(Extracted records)

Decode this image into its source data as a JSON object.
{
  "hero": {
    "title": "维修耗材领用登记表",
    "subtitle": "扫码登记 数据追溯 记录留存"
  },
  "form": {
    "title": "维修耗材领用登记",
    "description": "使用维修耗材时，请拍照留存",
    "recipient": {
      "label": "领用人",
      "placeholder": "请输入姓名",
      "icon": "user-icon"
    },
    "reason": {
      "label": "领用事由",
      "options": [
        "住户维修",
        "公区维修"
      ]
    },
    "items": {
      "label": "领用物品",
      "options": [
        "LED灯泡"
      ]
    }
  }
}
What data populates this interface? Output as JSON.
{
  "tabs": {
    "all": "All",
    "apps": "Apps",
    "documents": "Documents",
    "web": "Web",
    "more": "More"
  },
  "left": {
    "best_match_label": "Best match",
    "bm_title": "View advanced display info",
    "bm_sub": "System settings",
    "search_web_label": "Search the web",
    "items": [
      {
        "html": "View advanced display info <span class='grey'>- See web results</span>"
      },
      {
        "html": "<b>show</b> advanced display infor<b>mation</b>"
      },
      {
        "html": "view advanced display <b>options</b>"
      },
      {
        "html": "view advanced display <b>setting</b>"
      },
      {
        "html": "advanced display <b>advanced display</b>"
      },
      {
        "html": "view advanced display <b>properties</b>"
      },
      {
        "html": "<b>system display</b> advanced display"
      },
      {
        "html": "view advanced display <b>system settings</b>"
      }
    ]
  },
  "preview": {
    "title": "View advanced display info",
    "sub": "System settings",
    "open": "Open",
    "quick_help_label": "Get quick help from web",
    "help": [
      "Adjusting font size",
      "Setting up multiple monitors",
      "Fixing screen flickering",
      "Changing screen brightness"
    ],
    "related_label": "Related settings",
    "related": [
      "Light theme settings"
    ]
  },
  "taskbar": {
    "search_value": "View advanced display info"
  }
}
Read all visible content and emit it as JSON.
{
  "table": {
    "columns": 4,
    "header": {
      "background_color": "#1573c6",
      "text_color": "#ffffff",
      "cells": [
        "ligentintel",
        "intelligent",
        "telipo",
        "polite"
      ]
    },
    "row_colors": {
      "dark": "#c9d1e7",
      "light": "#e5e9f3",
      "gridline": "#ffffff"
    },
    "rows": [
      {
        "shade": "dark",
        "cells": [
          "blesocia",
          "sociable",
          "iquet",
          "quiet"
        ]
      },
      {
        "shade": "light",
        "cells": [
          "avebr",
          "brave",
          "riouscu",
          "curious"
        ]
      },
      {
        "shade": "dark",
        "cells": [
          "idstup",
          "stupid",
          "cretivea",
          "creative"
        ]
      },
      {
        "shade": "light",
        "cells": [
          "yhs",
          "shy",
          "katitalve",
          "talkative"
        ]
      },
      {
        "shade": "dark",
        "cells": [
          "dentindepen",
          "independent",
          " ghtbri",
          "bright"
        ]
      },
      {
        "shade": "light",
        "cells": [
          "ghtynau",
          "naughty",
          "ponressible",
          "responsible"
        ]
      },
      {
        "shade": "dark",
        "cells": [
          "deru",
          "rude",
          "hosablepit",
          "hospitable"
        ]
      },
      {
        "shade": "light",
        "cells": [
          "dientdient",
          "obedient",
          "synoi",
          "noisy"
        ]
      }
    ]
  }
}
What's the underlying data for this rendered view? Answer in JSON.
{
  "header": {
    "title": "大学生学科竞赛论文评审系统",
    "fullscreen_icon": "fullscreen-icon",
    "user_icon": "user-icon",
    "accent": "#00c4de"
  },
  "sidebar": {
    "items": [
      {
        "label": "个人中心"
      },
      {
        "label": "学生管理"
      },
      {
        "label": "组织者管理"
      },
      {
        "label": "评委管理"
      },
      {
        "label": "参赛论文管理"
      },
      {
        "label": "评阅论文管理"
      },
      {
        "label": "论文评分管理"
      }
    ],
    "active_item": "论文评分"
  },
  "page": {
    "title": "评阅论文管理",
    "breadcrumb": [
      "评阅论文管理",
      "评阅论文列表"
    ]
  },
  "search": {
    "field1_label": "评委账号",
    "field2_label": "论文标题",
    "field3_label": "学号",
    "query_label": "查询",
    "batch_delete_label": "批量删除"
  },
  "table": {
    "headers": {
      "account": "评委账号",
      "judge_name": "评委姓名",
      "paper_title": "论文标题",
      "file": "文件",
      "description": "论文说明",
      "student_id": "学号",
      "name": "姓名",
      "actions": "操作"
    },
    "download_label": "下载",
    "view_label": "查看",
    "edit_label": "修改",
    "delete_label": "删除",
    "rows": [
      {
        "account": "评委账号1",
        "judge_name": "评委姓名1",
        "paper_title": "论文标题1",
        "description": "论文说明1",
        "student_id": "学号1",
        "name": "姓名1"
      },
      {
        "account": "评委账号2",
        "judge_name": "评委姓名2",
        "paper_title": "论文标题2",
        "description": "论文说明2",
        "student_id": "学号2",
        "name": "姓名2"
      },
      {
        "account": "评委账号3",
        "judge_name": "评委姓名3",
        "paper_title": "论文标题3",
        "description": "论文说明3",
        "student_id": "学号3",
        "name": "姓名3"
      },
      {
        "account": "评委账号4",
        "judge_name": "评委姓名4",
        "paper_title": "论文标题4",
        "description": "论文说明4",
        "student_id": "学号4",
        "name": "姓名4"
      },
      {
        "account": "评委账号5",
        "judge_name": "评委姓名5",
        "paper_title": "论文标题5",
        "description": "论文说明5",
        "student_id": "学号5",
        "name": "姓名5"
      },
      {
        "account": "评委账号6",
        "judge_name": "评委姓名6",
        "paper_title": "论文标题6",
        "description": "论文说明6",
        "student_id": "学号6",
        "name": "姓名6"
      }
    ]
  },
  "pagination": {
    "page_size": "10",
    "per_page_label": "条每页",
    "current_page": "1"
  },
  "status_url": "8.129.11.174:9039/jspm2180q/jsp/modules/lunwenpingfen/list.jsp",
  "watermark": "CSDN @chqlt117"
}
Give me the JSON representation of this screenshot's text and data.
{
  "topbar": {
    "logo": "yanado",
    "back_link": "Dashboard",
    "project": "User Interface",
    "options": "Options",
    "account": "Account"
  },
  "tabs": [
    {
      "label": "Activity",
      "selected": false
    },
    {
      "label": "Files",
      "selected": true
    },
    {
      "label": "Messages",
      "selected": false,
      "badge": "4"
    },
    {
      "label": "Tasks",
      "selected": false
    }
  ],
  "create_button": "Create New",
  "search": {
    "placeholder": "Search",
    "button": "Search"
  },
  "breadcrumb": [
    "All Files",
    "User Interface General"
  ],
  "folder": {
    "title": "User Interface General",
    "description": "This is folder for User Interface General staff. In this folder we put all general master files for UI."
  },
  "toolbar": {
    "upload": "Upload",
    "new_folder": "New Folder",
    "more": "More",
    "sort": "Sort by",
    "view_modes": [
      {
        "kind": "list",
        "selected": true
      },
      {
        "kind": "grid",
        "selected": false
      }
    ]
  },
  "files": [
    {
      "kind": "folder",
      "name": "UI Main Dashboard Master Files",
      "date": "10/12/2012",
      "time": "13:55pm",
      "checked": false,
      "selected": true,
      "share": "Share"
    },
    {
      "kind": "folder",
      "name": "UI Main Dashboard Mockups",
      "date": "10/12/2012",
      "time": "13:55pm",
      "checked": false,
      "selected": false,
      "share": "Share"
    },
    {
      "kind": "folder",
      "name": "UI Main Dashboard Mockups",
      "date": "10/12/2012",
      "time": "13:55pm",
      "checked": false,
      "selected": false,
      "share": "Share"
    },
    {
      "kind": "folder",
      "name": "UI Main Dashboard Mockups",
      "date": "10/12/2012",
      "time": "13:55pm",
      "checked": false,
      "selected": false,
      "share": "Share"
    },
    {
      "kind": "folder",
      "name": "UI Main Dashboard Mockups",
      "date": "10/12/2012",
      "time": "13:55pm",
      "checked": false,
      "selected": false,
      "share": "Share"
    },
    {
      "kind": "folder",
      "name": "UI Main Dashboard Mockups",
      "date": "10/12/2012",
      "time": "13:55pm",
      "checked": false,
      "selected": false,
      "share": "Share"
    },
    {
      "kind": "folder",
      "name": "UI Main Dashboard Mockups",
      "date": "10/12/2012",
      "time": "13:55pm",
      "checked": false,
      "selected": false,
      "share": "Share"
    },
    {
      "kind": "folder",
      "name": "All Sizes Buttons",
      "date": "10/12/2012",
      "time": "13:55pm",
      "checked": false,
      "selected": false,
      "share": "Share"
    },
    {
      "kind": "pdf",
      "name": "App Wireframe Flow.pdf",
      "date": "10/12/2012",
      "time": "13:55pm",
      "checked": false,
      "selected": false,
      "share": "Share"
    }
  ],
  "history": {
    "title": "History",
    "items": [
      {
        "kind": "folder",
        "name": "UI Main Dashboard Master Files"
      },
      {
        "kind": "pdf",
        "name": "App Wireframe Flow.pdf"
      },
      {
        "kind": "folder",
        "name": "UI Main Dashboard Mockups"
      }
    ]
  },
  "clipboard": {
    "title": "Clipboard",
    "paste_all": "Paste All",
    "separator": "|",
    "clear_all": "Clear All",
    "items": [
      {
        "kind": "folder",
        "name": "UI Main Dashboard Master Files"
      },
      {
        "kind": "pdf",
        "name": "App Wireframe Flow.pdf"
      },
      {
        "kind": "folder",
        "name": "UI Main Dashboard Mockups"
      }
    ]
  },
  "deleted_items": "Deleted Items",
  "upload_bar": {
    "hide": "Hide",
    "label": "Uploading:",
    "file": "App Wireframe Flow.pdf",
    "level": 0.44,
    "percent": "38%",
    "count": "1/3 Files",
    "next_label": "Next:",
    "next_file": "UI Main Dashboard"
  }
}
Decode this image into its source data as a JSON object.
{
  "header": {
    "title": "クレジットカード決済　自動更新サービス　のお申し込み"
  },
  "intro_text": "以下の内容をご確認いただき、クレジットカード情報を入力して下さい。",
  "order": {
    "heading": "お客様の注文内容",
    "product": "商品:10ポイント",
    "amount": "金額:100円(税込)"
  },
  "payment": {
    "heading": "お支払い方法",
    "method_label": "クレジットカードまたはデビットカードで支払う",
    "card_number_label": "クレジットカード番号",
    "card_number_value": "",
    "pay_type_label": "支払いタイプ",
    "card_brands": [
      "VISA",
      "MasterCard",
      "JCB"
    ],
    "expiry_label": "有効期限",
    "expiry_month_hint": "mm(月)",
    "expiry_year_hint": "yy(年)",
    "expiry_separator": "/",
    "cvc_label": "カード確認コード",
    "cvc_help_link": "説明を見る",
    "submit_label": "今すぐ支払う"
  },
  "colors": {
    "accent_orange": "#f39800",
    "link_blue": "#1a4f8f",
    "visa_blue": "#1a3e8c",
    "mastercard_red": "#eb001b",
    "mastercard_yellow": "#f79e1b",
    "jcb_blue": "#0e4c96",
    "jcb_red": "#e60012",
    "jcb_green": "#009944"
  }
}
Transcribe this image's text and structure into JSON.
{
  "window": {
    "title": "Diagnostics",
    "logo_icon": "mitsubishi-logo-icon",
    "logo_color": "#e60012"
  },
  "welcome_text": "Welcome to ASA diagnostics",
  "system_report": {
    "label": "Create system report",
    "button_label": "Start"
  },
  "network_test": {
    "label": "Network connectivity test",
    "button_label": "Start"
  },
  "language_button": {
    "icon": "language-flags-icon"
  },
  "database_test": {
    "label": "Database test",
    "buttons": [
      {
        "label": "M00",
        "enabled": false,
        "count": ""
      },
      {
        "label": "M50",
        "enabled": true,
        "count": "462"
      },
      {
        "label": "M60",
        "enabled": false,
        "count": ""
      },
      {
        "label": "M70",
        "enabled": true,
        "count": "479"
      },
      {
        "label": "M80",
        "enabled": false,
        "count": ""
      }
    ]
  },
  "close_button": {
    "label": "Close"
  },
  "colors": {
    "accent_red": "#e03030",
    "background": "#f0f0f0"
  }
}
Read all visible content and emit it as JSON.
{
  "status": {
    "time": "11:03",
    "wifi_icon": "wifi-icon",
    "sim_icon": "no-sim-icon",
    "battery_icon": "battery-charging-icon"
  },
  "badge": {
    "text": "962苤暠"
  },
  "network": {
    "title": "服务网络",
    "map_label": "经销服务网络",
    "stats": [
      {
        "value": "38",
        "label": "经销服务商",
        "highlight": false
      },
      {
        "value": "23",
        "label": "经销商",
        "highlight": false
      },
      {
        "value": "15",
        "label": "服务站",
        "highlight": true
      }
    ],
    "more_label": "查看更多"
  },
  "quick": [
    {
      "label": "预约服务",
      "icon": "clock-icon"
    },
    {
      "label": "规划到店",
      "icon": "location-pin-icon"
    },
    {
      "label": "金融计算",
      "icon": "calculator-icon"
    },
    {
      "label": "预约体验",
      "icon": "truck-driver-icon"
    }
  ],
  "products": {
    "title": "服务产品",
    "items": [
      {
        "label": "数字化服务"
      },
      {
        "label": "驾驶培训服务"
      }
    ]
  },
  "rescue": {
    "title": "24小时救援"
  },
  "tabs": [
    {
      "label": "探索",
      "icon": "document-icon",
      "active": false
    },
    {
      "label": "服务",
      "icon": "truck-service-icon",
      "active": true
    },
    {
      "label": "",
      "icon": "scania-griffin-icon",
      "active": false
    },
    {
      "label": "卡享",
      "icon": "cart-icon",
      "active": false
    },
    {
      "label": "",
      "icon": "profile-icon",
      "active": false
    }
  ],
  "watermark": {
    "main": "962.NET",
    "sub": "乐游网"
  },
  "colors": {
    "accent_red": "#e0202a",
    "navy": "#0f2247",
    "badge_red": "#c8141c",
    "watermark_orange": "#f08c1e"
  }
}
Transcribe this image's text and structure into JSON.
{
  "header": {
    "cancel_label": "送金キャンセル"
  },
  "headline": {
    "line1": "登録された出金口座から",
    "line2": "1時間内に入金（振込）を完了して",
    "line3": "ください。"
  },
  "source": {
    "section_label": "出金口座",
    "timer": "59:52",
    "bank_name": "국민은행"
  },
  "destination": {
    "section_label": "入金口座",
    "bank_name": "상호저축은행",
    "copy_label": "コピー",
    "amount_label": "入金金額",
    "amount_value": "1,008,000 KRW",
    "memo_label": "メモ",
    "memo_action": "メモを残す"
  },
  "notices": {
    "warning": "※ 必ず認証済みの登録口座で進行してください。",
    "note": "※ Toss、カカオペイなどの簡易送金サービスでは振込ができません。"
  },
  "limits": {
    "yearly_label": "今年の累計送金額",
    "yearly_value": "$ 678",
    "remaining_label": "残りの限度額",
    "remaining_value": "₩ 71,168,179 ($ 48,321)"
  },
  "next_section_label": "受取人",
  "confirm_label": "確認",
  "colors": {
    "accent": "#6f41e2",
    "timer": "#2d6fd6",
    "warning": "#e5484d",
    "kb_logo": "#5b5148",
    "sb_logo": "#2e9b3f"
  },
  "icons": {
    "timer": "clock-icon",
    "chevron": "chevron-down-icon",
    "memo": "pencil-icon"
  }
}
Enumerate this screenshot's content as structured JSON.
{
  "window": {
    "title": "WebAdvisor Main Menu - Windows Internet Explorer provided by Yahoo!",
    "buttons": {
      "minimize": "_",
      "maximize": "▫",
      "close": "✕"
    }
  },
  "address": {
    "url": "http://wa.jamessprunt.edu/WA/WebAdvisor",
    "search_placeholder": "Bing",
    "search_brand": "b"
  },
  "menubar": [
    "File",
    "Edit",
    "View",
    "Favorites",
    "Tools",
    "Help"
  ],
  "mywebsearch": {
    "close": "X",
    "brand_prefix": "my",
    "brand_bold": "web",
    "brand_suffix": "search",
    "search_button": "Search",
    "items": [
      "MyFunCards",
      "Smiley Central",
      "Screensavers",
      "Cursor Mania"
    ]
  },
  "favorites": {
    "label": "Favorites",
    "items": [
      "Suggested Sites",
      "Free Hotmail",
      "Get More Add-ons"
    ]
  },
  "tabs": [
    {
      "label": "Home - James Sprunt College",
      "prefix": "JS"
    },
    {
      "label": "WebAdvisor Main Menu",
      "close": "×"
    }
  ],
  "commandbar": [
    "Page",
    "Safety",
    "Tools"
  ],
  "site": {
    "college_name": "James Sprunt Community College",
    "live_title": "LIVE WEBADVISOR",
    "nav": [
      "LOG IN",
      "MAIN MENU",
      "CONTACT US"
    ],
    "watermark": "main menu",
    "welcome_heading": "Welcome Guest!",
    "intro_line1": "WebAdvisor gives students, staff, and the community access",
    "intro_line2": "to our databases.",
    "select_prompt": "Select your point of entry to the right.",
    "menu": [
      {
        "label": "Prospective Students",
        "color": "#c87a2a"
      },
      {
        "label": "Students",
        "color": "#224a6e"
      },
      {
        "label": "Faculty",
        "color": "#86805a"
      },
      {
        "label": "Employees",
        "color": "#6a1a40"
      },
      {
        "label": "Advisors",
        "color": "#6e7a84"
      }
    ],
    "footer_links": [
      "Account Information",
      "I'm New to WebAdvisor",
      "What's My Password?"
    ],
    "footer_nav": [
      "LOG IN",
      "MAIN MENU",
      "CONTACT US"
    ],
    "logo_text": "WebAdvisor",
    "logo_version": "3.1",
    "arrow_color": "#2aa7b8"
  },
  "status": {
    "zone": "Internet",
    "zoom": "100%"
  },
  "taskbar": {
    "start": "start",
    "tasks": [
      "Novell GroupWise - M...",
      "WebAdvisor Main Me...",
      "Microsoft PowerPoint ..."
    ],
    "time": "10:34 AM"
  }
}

*Short problem:* Lines from the records above that hold "Wireframe" are the ones to list.

*Output of the task:*
      "name": "App Wireframe Flow.pdf",
        "name": "App Wireframe Flow.pdf"
        "name": "App Wireframe Flow.pdf"
    "file": "App Wireframe Flow.pdf",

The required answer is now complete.